§ Trecho do documento:
□ □ □ □

1.6.08

Ainda a vanguarda

O seguinte artigo foi publicado na minha coluna da "Ilustrada", da Folha de São Paulo, sábado, 31 de maio de 2008:


FSP, 1 de Junho de 2008
ANTONIO CICERO


Ainda a vanguarda

EM ARTIGO que aqui publiquei em 3 do corrente, afirmei que, tendo cumprido a sua função, a vanguarda acabou. Não cheguei, porém, a explicar que uma das principais razões pelas quais penso assim é que estou convencido de que o feito principal da vanguarda enquanto vanguarda não foi de natureza propriamente estética ou artística, mas cognitiva e, mais precisamente, conceitual.

Em outras palavras, não é que, a partir da experiência da vanguarda, a arte tenha ficado melhor do que era, mas que, sobre ela, se aprendeu alguma coisa que não se sabia antes. Deu-se um aprendizado, um progresso cognitivo após o qual se passou a saber algo fundamental, antes não plenamente reconhecido, sobre a natureza da arte.

Com certeza o divórcio mais célebre entre o feito conceitual e o feito estético de uma obra não se deu no campo da poesia, mas no das artes plásticas. Refiro-me, é claro, a "Fontaine", o urinol que Marcel Duchamp pôs de cabeça para baixo e expôs como arte. Como se sabe, a partir de "Fontaine" e do conceito correlato de ready-made, foi profunda e amplamente posto em discussão o próprio conceito de arte. Ou seja, uma peça de valor artístico ou estético praticamente insignificante foi capaz de ter uma importância conceitual incalculável.

□ □ □ □

§ Material extraído:
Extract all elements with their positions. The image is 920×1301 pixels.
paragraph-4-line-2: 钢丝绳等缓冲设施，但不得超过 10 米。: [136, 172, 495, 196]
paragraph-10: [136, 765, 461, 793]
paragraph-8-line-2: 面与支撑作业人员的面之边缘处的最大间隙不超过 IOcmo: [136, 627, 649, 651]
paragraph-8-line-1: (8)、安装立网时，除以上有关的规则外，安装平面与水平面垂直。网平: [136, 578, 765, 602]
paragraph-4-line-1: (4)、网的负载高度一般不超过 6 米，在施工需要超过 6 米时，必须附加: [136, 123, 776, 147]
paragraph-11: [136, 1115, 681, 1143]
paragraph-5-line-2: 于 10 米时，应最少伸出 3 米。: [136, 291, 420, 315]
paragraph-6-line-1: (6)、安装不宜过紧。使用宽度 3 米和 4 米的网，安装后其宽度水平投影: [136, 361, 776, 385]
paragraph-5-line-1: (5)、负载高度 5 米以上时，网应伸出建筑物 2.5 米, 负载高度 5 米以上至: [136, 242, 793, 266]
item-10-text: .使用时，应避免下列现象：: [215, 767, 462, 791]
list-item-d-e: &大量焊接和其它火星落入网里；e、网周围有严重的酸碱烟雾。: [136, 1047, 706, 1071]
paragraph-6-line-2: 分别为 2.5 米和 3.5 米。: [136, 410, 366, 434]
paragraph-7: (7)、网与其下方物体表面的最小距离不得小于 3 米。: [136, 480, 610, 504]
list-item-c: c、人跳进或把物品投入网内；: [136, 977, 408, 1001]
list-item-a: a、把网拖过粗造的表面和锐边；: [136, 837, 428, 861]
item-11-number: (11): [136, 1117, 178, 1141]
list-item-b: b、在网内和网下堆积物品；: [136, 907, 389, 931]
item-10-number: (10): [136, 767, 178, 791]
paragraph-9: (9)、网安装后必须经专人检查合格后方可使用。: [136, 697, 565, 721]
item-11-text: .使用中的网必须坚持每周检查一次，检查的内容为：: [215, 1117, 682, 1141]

□ □ □ □

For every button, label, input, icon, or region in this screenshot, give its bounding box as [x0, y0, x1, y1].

□ □ □ □

§ Tarefas a fazer:
**1)** Copie do artigo sobre a vanguarda o trecho que vai de "Em outras palavras, não" até "natureza da arte.", inclusive.
**2)** No artigo sobre a vanguarda, o que Marcel Duchamp pôs de cabeça para baixo e expôs como arte?

§ Respostas:
**1)**
Em outras palavras, não é que, a partir da experiência da vanguarda, a arte tenha ficado melhor do que era, mas que, sobre ela, se aprendeu alguma coisa que não se sabia antes. Deu-se um aprendizado, um progresso cognitivo após o qual se passou a saber algo fundamental, antes não plenamente reconhecido, sobre a natureza da arte.

**2)** Um urinol, a obra "Fontaine".